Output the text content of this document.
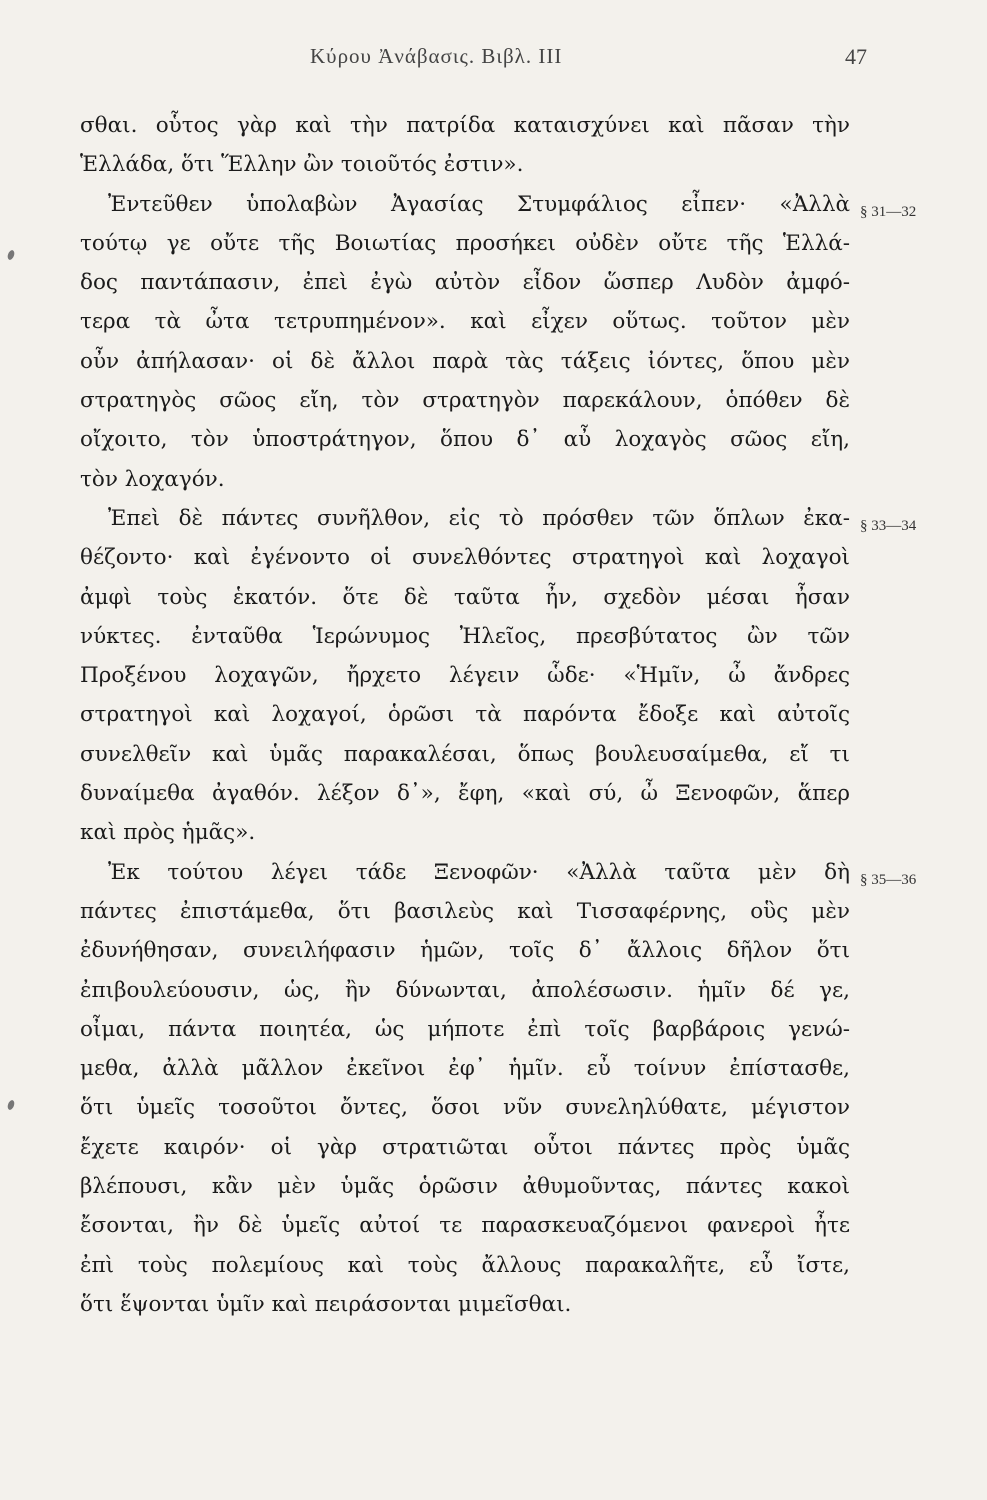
Κύρου Ἀνάβασις. Βιβλ. III	47
σθαι. οὗτος γὰρ καὶ τὴν πατρίδα καταισχύνει καὶ πᾶσαν τὴν
Ἑλλάδα, ὅτι Ἕλλην ὢν τοιοῦτός ἐστιν».
Ἐντεῦθεν ὑπολαβὼν Ἀγασίας Στυμφάλιος εἶπεν· «Ἀλλὰ
τούτῳ γε οὔτε τῆς Βοιωτίας προσήκει οὐδὲν οὔτε τῆς Ἑλλά-
δος παντάπασιν, ἐπεὶ ἐγὼ αὐτὸν εἶδον ὥσπερ Λυδὸν ἀμφό-
τερα τὰ ὦτα τετρυπημένον». καὶ εἶχεν οὕτως. τοῦτον μὲν
οὖν ἀπήλασαν· οἱ δὲ ἄλλοι παρὰ τὰς τάξεις ἰόντες, ὅπου μὲν
στρατηγὸς σῶος εἴη, τὸν στρατηγὸν παρεκάλουν, ὁπόθεν δὲ
οἴχοιτο, τὸν ὑποστράτηγον, ὅπου δ᾽ αὖ λοχαγὸς σῶος εἴη,
τὸν λοχαγόν.
Ἐπεὶ δὲ πάντες συνῆλθον, εἰς τὸ πρόσθεν τῶν ὅπλων ἐκα-
θέζοντο· καὶ ἐγένοντο οἱ συνελθόντες στρατηγοὶ καὶ λοχαγοὶ
ἀμφὶ τοὺς ἑκατόν. ὅτε δὲ ταῦτα ἦν, σχεδὸν μέσαι ἦσαν
νύκτες. ἐνταῦθα Ἱερώνυμος Ἠλεῖος, πρεσβύτατος ὢν τῶν
Προξένου λοχαγῶν, ἤρχετο λέγειν ὧδε· «Ἡμῖν, ὦ ἄνδρες
στρατηγοὶ καὶ λοχαγοί, ὁρῶσι τὰ παρόντα ἔδοξε καὶ αὐτοῖς
συνελθεῖν καὶ ὑμᾶς παρακαλέσαι, ὅπως βουλευσαίμεθα, εἴ τι
δυναίμεθα ἀγαθόν. λέξον δ᾽», ἔφη, «καὶ σύ, ὦ Ξενοφῶν, ἅπερ
καὶ πρὸς ἡμᾶς».
Ἐκ τούτου λέγει τάδε Ξενοφῶν· «Ἀλλὰ ταῦτα μὲν δὴ
πάντες ἐπιστάμεθα, ὅτι βασιλεὺς καὶ Τισσαφέρνης, οὓς μὲν
ἐδυνήθησαν, συνειλήφασιν ἡμῶν, τοῖς δ᾽ ἄλλοις δῆλον ὅτι
ἐπιβουλεύουσιν, ὡς, ἢν δύνωνται, ἀπολέσωσιν. ἡμῖν δέ γε,
οἶμαι, πάντα ποιητέα, ὡς μήποτε ἐπὶ τοῖς βαρβάροις γενώ-
μεθα, ἀλλὰ μᾶλλον ἐκεῖνοι ἐφ᾽ ἡμῖν. εὖ τοίνυν ἐπίστασθε,
ὅτι ὑμεῖς τοσοῦτοι ὄντες, ὅσοι νῦν συνεληλύθατε, μέγιστον
ἔχετε καιρόν· οἱ γὰρ στρατιῶται οὗτοι πάντες πρὸς ὑμᾶς
βλέπουσι, κἂν μὲν ὑμᾶς ὁρῶσιν ἀθυμοῦντας, πάντες κακοὶ
ἔσονται, ἢν δὲ ὑμεῖς αὐτοί τε παρασκευαζόμενοι φανεροὶ ἦτε
ἐπὶ τοὺς πολεμίους καὶ τοὺς ἄλλους παρακαλῆτε, εὖ ἴστε,
ὅτι ἕψονται ὑμῖν καὶ πειράσονται μιμεῖσθαι.
§ 31—32
§ 33—34
§ 35—36
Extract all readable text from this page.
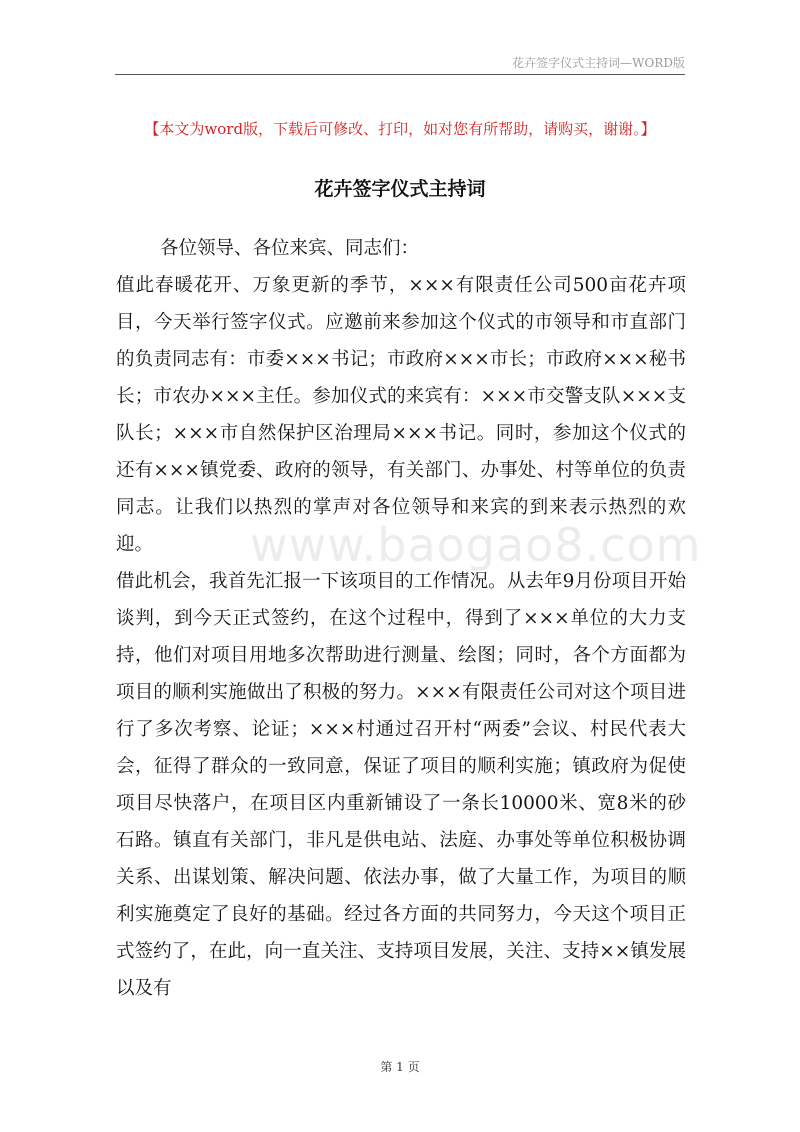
花卉签字仪式主持词—WORD版
【本文为word版，下载后可修改、打印，如对您有所帮助，请购买，谢谢。】
花卉签字仪式主持词
www.baogao8.com

各位领导、各位来宾、同志们：

值此春暖花开、万象更新的季节，×××有限责任公司500亩花卉项目，今天举行签字仪式。应邀前来参加这个仪式的市领导和市直部门的负责同志有：市委×××书记；市政府×××市长；市政府×××秘书长；市农办×××主任。参加仪式的来宾有：×××市交警支队×××支队长；×××市自然保护区治理局×××书记。同时，参加这个仪式的还有×××镇党委、政府的领导，有关部门、办事处、村等单位的负责同志。让我们以热烈的掌声对各位领导和来宾的到来表示热烈的欢迎。

借此机会，我首先汇报一下该项目的工作情况。从去年9月份项目开始谈判，到今天正式签约，在这个过程中，得到了×××单位的大力支持，他们对项目用地多次帮助进行测量、绘图；同时，各个方面都为项目的顺利实施做出了积极的努力。×××有限责任公司对这个项目进行了多次考察、论证；×××村通过召开村“两委”会议、村民代表大会，征得了群众的一致同意，保证了项目的顺利实施；镇政府为促使项目尽快落户，在项目区内重新铺设了一条长10000米、宽8米的砂石路。镇直有关部门，非凡是供电站、法庭、办事处等单位积极协调关系、出谋划策、解决问题、依法办事，做了大量工作，为项目的顺利实施奠定了良好的基础。经过各方面的共同努力，今天这个项目正式签约了，在此，向一直关注、支持项目发展，关注、支持××镇发展以及有

第 1 页
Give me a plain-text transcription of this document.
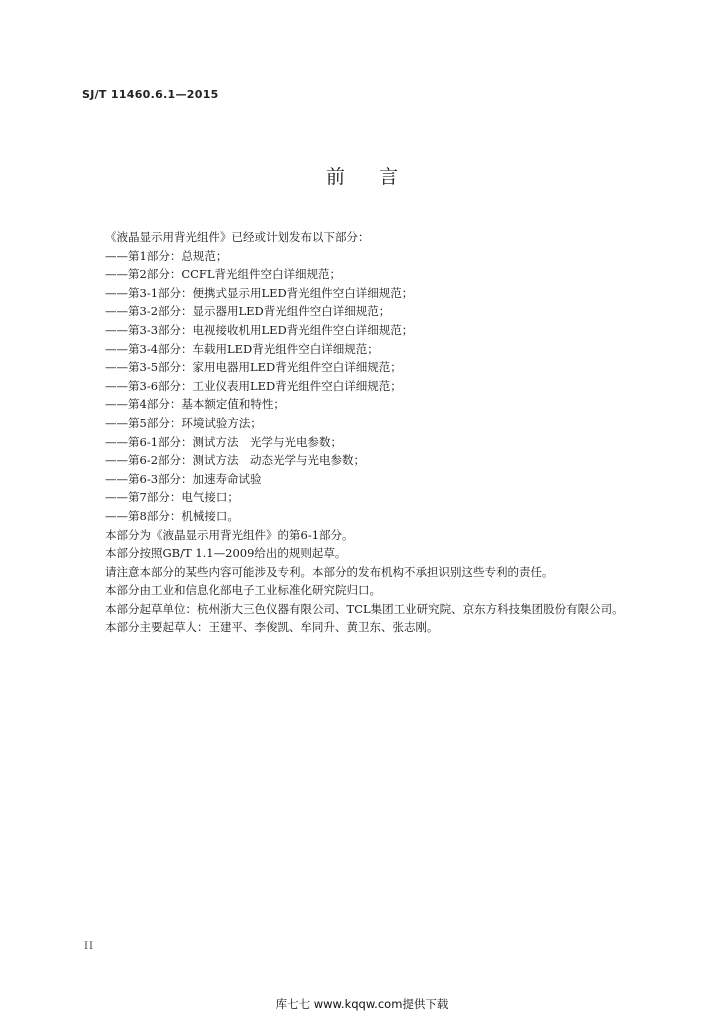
SJ/T 11460.6.1—2015
前言
《液晶显示用背光组件》已经或计划发布以下部分：
——第1部分：总规范；
——第2部分：CCFL背光组件空白详细规范；
——第3-1部分：便携式显示用LED背光组件空白详细规范；
——第3-2部分：显示器用LED背光组件空白详细规范；
——第3-3部分：电视接收机用LED背光组件空白详细规范；
——第3-4部分：车载用LED背光组件空白详细规范；
——第3-5部分：家用电器用LED背光组件空白详细规范；
——第3-6部分：工业仪表用LED背光组件空白详细规范；
——第4部分：基本额定值和特性；
——第5部分：环境试验方法；
——第6-1部分：测试方法　光学与光电参数；
——第6-2部分：测试方法　动态光学与光电参数；
——第6-3部分：加速寿命试验
——第7部分：电气接口；
——第8部分：机械接口。
本部分为《液晶显示用背光组件》的第6-1部分。
本部分按照GB/T 1.1—2009给出的规则起草。
请注意本部分的某些内容可能涉及专利。本部分的发布机构不承担识别这些专利的责任。
本部分由工业和信息化部电子工业标准化研究院归口。
本部分起草单位：杭州浙大三色仪器有限公司、TCL集团工业研究院、京东方科技集团股份有限公司。
本部分主要起草人：王建平、李俊凯、牟同升、黄卫东、张志刚。
II
库七七 www.kqqw.com提供下载
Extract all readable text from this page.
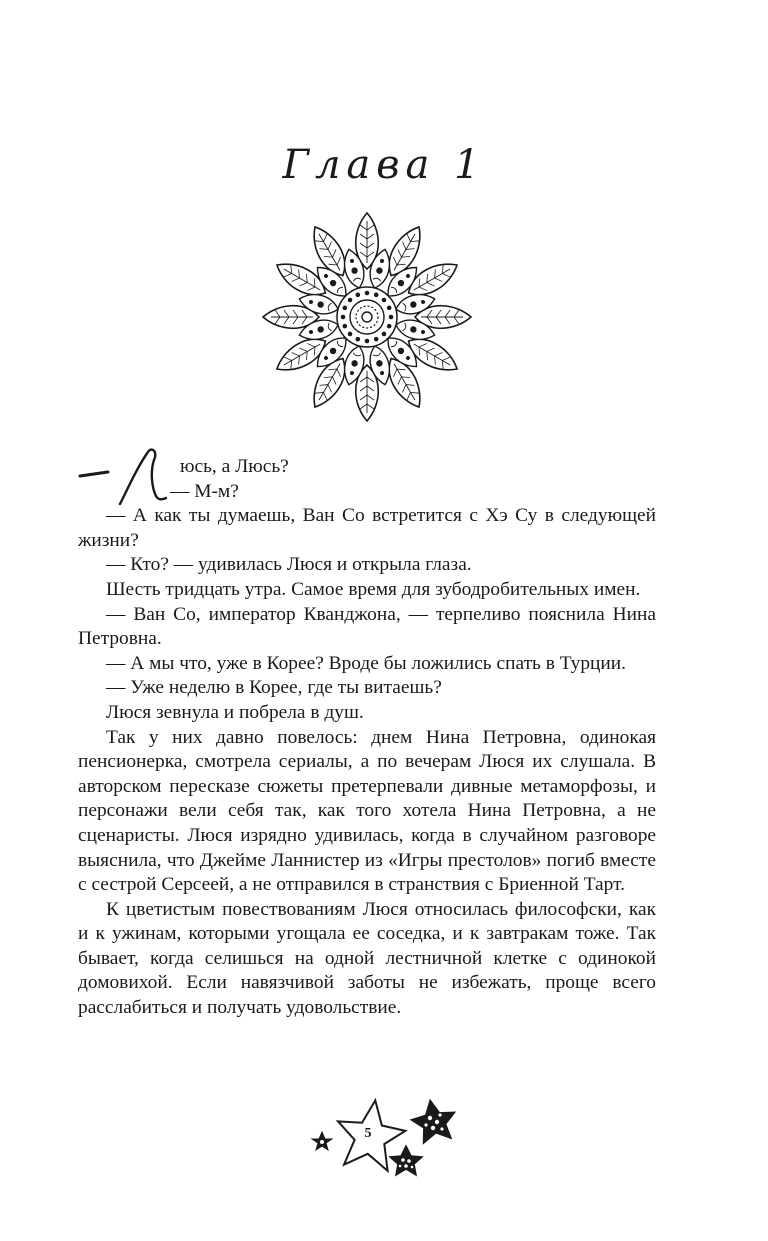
Глава 1

юсь, а Люсь?

— М-м?

— А как ты думаешь, Ван Со встретится с Хэ Су в следующей жизни?

— Кто? — удивилась Люся и открыла глаза.

Шесть тридцать утра. Самое время для зубодробительных имен.

— Ван Со, император Кванджона, — терпеливо пояснила Нина Петровна.

— А мы что, уже в Корее? Вроде бы ложились спать в Турции.

— Уже неделю в Корее, где ты витаешь?

Люся зевнула и побрела в душ.

Так у них давно повелось: днем Нина Петровна, одинокая пенсионерка, смотрела сериалы, а по вечерам Люся их слушала. В авторском пересказе сюжеты претерпевали дивные метаморфозы, и персонажи вели себя так, как того хотела Нина Петровна, а не сценаристы. Люся изрядно удивилась, когда в случайном разговоре выяснила, что Джейме Ланнистер из «Игры престолов» погиб вместе с сестрой Серсеей, а не отправился в странствия с Бриенной Тарт.

К цветистым повествованиям Люся относилась философски, как и к ужинам, которыми угощала ее соседка, и к завтракам тоже. Так бывает, когда селишься на одной лестничной клетке с одинокой домовихой. Если навязчивой заботы не избежать, проще всего расслабиться и получать удовольствие.

5
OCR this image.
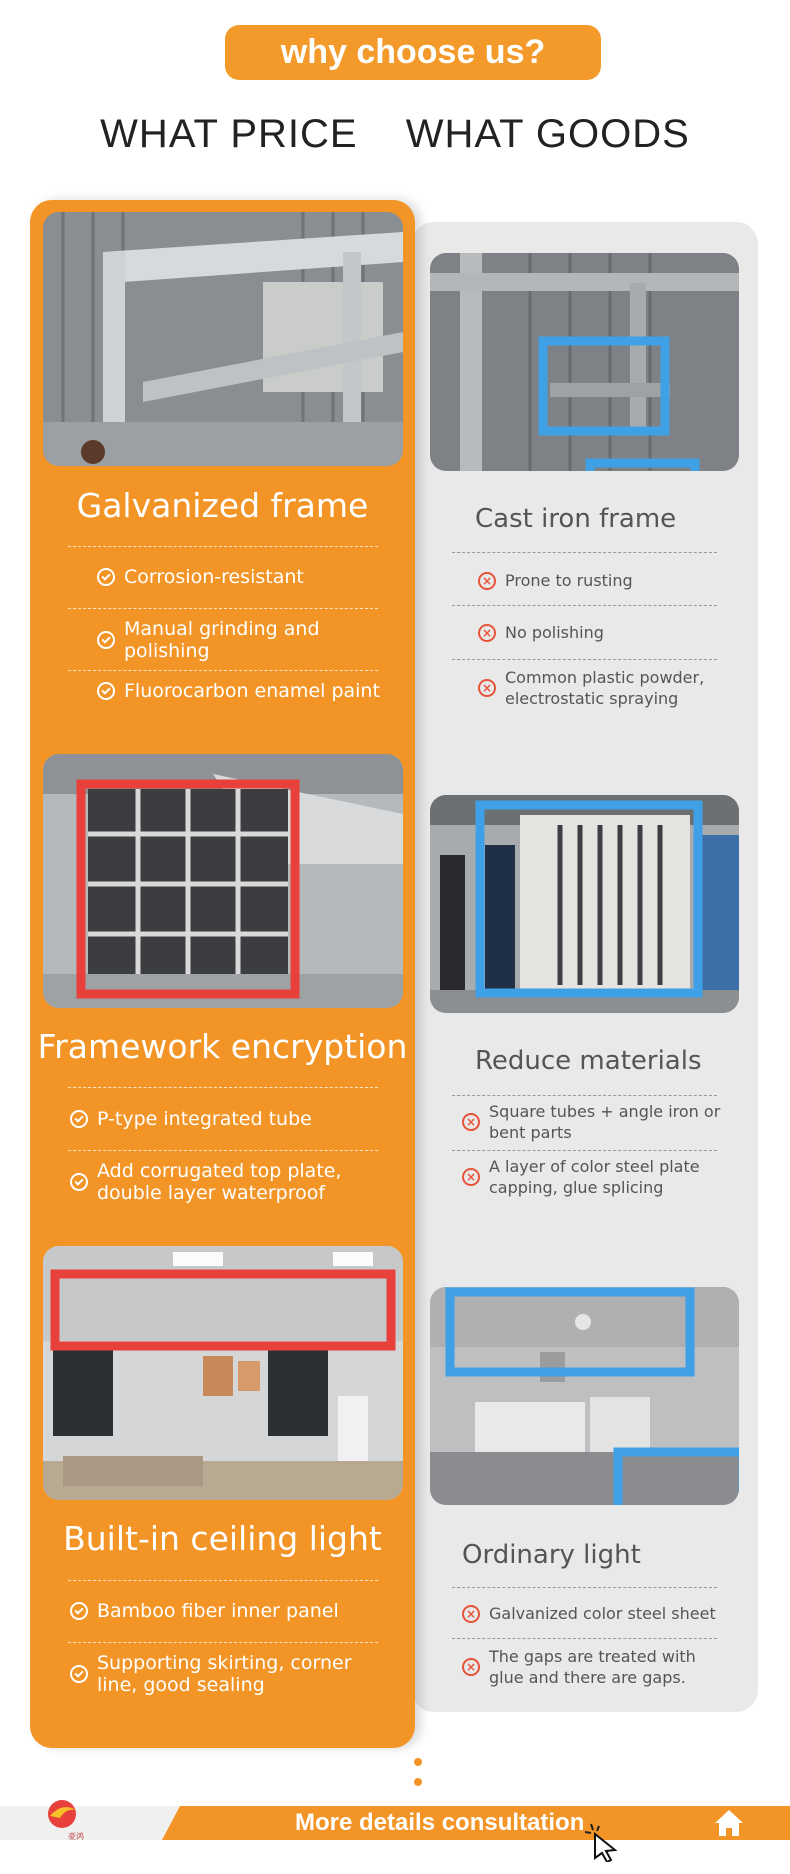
why choose us?
WHAT PRICE WHAT GOODS
Galvanized frame
Corrosion-resistant
Manual grinding and polishing
Fluorocarbon enamel paint
Framework encryption
P-type integrated tube
Add corrugated top plate, double layer waterproof
Built-in ceiling light
Bamboo fiber inner panel
Supporting skirting, corner line, good sealing
Cast iron frame
× Prone to rusting
× No polishing
×
Common plastic powder, electrostatic spraying
Reduce materials
×
Square tubes + angle iron or bent parts
×
A layer of color steel plate capping, glue splicing
Ordinary light
× Galvanized color steel sheet
×
The gaps are treated with glue and there are gaps.
More details consultation
豪鸿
+++
## Required work
How many lines in the records above contain the word "σῶος"? Reply with the number and nothing more.

## Solution for this problem
2